Each entry needs to be restated exactly as written.

Dataset records:
-- -- --

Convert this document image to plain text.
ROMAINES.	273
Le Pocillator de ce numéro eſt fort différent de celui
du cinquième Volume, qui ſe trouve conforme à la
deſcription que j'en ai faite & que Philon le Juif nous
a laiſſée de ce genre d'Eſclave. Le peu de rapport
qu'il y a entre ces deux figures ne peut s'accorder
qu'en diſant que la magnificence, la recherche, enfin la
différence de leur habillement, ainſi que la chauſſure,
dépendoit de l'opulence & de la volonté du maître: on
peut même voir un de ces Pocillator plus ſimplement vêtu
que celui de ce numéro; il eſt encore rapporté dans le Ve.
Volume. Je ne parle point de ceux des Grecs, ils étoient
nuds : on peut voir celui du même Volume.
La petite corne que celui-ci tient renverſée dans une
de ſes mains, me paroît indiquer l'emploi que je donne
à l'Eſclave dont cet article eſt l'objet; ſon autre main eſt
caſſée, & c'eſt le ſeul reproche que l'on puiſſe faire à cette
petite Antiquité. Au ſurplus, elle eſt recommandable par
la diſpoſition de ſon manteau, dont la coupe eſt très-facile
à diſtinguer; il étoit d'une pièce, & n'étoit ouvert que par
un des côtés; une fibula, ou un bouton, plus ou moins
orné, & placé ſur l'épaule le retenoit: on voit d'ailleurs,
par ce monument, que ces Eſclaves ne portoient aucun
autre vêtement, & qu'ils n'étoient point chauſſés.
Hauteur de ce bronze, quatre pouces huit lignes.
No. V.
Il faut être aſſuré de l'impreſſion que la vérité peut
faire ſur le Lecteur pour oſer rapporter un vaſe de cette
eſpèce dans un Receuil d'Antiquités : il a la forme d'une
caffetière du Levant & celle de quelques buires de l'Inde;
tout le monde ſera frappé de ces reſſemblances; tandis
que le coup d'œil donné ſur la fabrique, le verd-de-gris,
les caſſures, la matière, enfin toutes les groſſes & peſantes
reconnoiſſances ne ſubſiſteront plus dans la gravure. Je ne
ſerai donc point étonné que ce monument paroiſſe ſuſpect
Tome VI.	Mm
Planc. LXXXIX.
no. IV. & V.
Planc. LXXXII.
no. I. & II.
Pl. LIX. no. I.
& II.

-- -- --

> _Exercise response_
Convert this document image to plain text.
ROMAINES.	273
Le Pocillator de ce numéro eſt fort différent de celui
du cinquième Volume, qui ſe trouve conforme à la
deſcription que j'en ai faite & que Philon le Juif nous
a laiſſée de ce genre d'Eſclave. Le peu de rapport
qu'il y a entre ces deux figures ne peut s'accorder
qu'en diſant que la magnificence, la recherche, enfin la
différence de leur habillement, ainſi que la chauſſure,
dépendoit de l'opulence & de la volonté du maître: on
peut même voir un de ces Pocillator plus ſimplement vêtu
que celui de ce numéro; il eſt encore rapporté dans le Ve.
Volume. Je ne parle point de ceux des Grecs, ils étoient
nuds : on peut voir celui du même Volume.
La petite corne que celui-ci tient renverſée dans une
de ſes mains, me paroît indiquer l'emploi que je donne
à l'Eſclave dont cet article eſt l'objet; ſon autre main eſt
caſſée, & c'eſt le ſeul reproche que l'on puiſſe faire à cette
petite Antiquité. Au ſurplus, elle eſt recommandable par
la diſpoſition de ſon manteau, dont la coupe eſt très-facile
à diſtinguer; il étoit d'une pièce, & n'étoit ouvert que par
un des côtés; une fibula, ou un bouton, plus ou moins
orné, & placé ſur l'épaule le retenoit: on voit d'ailleurs,
par ce monument, que ces Eſclaves ne portoient aucun
autre vêtement, & qu'ils n'étoient point chauſſés.
Hauteur de ce bronze, quatre pouces huit lignes.
No. V.
Il faut être aſſuré de l'impreſſion que la vérité peut
faire ſur le Lecteur pour oſer rapporter un vaſe de cette
eſpèce dans un Receuil d'Antiquités : il a la forme d'une
caffetière du Levant & celle de quelques buires de l'Inde;
tout le monde ſera frappé de ces reſſemblances; tandis
que le coup d'œil donné ſur la fabrique, le verd-de-gris,
les caſſures, la matière, enfin toutes les groſſes & peſantes
reconnoiſſances ne ſubſiſteront plus dans la gravure. Je ne
ſerai donc point étonné que ce monument paroiſſe ſuſpect
Tome VI.	Mm
Planc. LXXXIX.
no. IV. & V.
Planc. LXXXII.
no. I. & II.
Pl. LIX. no. I.
& II.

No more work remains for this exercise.